**Work to do**
Gather all lines in the entries that include the word "megadását".
*** Material provided
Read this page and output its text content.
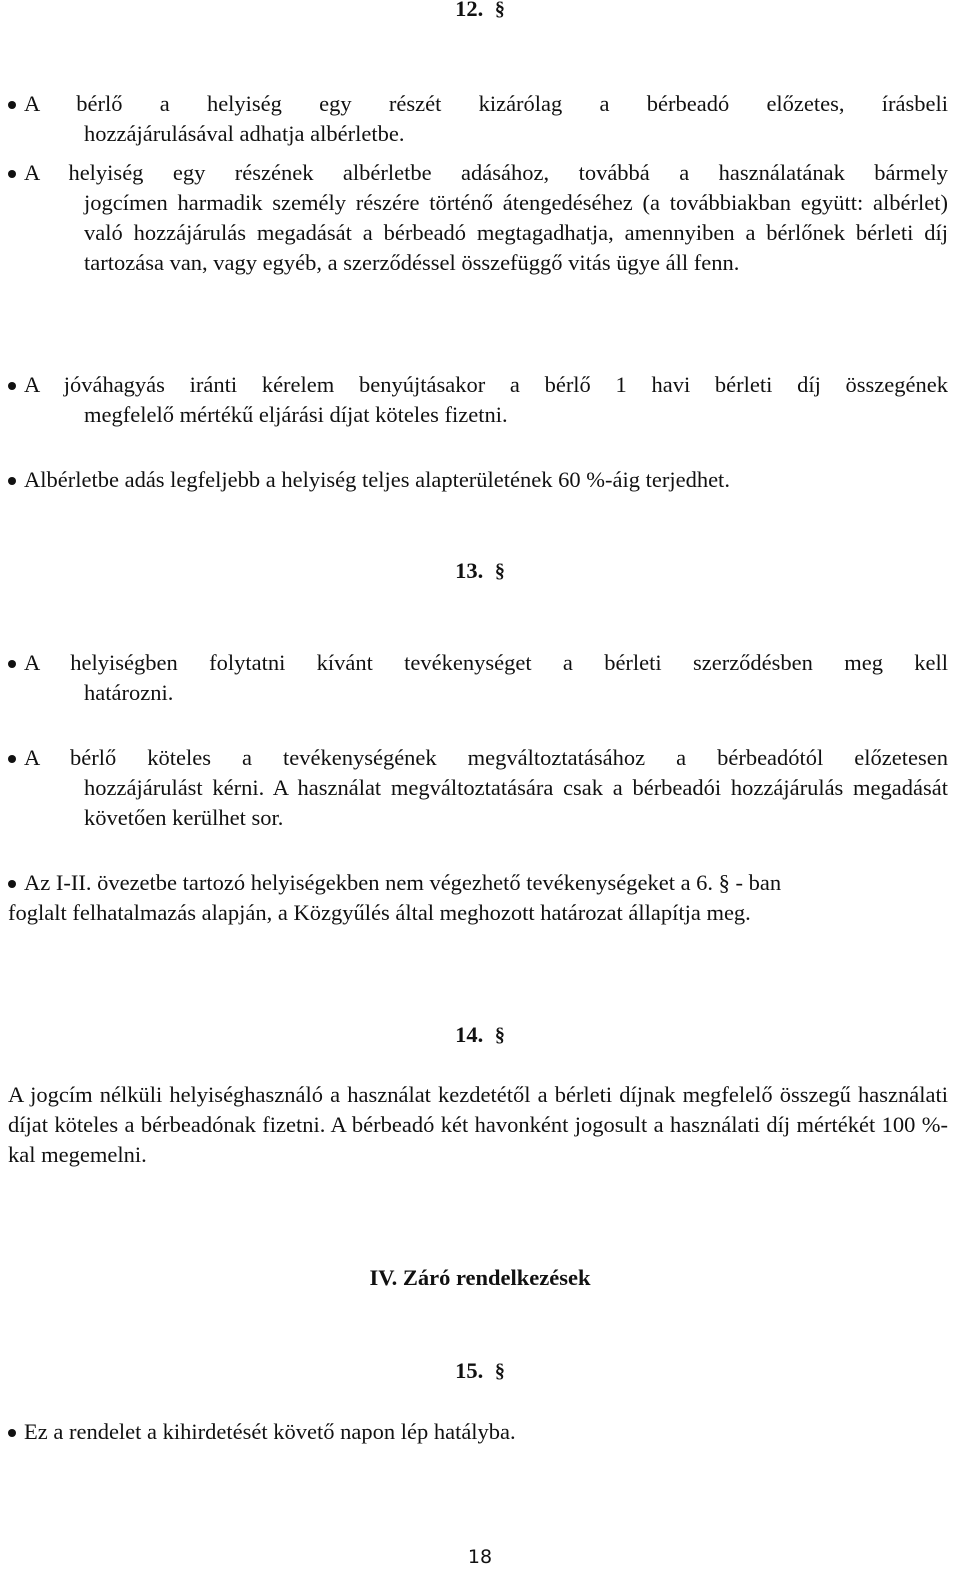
12. §
A bérlő a helyiség egy részét kizárólag a bérbeadó előzetes, írásbeli
hozzájárulásával adhatja albérletbe.
A helyiség egy részének albérletbe adásához, továbbá a használatának bármely
jogcímen harmadik személy részére történő átengedéséhez (a továbbiakban együtt: albérlet) való hozzájárulás megadását a bérbeadó megtagadhatja, amennyiben a bérlőnek bérleti díj tartozása van, vagy egyéb, a szerződéssel összefüggő vitás ügye áll fenn.
A jóváhagyás iránti kérelem benyújtásakor a bérlő 1 havi bérleti díj összegének
megfelelő mértékű eljárási díjat köteles fizetni.
Albérletbe adás legfeljebb a helyiség teljes alapterületének 60 %-áig terjedhet.
13. §
A helyiségben folytatni kívánt tevékenységet a bérleti szerződésben meg kell
határozni.
A bérlő köteles a tevékenységének megváltoztatásához a bérbeadótól előzetesen
hozzájárulást kérni. A használat megváltoztatására csak a bérbeadói hozzájárulás megadását követően kerülhet sor.
Az I-II. övezetbe tartozó helyiségekben nem végezhető tevékenységeket a 6. § - ban
foglalt felhatalmazás alapján, a Közgyűlés által meghozott határozat állapítja meg.
14. §
A jogcím nélküli helyiséghasználó a használat kezdetétől a bérleti díjnak megfelelő összegű használati díjat köteles a bérbeadónak fizetni. A bérbeadó két havonként jogosult a használati díj mértékét 100 %-kal megemelni.
IV. Záró rendelkezések
15. §
Ez a rendelet a kihirdetését követő napon lép hatályba.
18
******
**Output of the exercise**
jogcímen harmadik személy részére történő átengedéséhez (a továbbiakban együtt: albérlet) való hozzájárulás megadását a bérbeadó megtagadhatja, amennyiben a bérlőnek bérleti díj tartozása van, vagy egyéb, a szerződéssel összefüggő vitás ügye áll fenn.
hozzájárulást kérni. A használat megváltoztatására csak a bérbeadói hozzájárulás megadását követően kerülhet sor.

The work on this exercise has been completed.